▸ **WHAT THE TASK ASKS**
Print all records exactly, leaving nothing out.
>> begin EXERCISE INPUTS
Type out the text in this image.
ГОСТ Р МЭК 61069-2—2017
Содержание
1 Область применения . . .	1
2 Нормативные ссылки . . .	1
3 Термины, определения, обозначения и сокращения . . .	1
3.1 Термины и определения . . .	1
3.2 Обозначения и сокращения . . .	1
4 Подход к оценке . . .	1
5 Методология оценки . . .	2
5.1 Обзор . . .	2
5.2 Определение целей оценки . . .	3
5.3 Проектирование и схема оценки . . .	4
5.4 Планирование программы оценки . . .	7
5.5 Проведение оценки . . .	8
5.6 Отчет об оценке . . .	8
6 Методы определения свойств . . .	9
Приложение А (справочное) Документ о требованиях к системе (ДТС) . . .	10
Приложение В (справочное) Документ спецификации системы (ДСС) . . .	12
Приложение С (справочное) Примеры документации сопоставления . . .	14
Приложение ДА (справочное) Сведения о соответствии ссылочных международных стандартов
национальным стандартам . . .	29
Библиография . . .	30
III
>> end EXERCISE INPUTS
▸ **EXERCISE SOLUTION**
Type out the text in this image.
ГОСТ Р МЭК 61069-2—2017
Содержание
1 Область применения . . .	1
2 Нормативные ссылки . . .	1
3 Термины, определения, обозначения и сокращения . . .	1
3.1 Термины и определения . . .	1
3.2 Обозначения и сокращения . . .	1
4 Подход к оценке . . .	1
5 Методология оценки . . .	2
5.1 Обзор . . .	2
5.2 Определение целей оценки . . .	3
5.3 Проектирование и схема оценки . . .	4
5.4 Планирование программы оценки . . .	7
5.5 Проведение оценки . . .	8
5.6 Отчет об оценке . . .	8
6 Методы определения свойств . . .	9
Приложение А (справочное) Документ о требованиях к системе (ДТС) . . .	10
Приложение В (справочное) Документ спецификации системы (ДСС) . . .	12
Приложение С (справочное) Примеры документации сопоставления . . .	14
Приложение ДА (справочное) Сведения о соответствии ссылочных международных стандартов
национальным стандартам . . .	29
Библиография . . .	30
III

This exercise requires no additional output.